**Text excerpt:**
%%
Skip to content

executing ./satclip/main.py : Dataset not found or corrupted. #28

@raphael10-collab

Description

@raphael10-collab

Executing the following main.py :

import lightning.pytorch
import torch
from datamodules.s2geo_dataset import S2GeoDataModule
from lightning.pytorch.cli import LightningCLI
from loss import SatCLIPLoss
from model import SatCLIP

torch.set_float32_matmul_precision('high')

class SatCLIPLightningModule(lightning.pytorch.LightningModule):
    def __init__(
        self,
        embed_dim=512,
        image_resolution=256,
        vision_layers=12,
        vision_width=768,
        vision_patch_size=32,
        in_channels=4,
        le_type="grid",
        pe_type="siren",
        frequency_num=16,
        max_radius=260,
        min_radius=1,
        legendre_polys=16,
        harmonics_calculation="analytic",
        sh_embedding_dims=32,
        learning_rate=1e-4,
        weight_decay=0.01,
        num_hidden_layers=2,
        capacity=256,
    ) -> None:
        super().__init__()
%%
**Given problem:** From the SatCLIP issue above, return the passage between "import lightning.pytorch" and "torch.set_float32_matmul_precision('high')", inclusive, copied verbatim.

**Information supplied:**
%%
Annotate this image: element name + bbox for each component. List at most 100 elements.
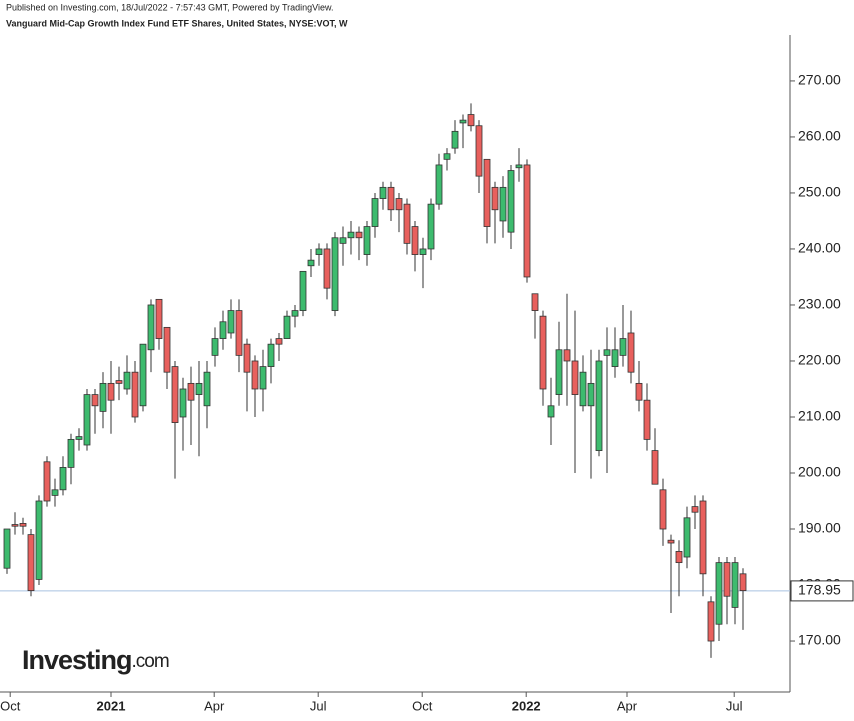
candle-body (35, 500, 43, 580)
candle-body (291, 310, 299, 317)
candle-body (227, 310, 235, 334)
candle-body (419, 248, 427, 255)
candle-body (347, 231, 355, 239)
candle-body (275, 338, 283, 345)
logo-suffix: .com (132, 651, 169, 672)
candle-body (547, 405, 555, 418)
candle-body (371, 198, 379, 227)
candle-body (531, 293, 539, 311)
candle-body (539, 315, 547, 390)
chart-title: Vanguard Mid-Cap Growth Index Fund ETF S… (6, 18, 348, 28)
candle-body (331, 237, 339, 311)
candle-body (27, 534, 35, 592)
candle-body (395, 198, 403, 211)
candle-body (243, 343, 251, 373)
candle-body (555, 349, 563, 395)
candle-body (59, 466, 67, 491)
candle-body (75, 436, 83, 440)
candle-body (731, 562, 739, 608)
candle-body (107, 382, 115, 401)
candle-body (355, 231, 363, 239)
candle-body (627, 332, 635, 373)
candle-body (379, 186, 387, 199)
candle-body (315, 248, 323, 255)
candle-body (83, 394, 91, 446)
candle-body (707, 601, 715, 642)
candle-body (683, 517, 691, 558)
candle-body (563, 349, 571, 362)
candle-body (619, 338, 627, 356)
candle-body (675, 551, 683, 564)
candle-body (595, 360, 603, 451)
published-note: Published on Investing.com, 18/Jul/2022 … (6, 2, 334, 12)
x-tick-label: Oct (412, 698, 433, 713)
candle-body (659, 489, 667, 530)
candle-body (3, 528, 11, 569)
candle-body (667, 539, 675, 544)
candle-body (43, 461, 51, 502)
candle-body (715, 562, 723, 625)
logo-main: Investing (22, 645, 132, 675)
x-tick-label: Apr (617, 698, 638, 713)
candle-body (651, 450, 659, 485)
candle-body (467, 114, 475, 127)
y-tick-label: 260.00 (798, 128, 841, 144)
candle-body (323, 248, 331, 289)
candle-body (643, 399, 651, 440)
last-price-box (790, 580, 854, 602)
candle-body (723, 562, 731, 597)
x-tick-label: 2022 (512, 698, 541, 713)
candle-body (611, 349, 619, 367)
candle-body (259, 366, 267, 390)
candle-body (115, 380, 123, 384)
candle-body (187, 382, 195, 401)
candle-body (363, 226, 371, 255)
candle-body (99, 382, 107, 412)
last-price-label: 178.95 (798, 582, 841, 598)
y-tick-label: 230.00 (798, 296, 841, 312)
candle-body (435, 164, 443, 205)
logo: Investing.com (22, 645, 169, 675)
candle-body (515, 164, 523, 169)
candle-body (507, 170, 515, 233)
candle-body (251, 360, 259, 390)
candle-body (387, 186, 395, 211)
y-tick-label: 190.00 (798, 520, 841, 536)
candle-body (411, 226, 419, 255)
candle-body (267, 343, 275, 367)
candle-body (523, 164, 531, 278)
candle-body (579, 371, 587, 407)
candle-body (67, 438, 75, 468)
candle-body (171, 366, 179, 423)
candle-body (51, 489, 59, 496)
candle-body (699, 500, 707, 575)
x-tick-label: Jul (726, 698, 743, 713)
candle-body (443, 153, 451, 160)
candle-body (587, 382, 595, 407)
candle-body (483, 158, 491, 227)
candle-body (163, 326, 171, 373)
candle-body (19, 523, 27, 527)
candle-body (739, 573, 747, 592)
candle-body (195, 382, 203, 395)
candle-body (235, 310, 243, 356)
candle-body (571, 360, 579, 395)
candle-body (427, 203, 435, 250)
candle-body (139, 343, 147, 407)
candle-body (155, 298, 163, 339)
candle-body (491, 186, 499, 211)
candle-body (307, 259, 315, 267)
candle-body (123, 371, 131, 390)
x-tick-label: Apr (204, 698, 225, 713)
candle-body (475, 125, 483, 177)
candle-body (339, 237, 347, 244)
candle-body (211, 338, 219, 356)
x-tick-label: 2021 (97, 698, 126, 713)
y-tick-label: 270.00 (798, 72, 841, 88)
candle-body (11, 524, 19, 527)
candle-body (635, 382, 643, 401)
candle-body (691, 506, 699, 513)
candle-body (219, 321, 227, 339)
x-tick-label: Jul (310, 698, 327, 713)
%%
**Result of the task:**
import lightning.pytorch
import torch
from datamodules.s2geo_dataset import S2GeoDataModule
from lightning.pytorch.cli import LightningCLI
from loss import SatCLIPLoss
from model import SatCLIP

torch.set_float32_matmul_precision('high')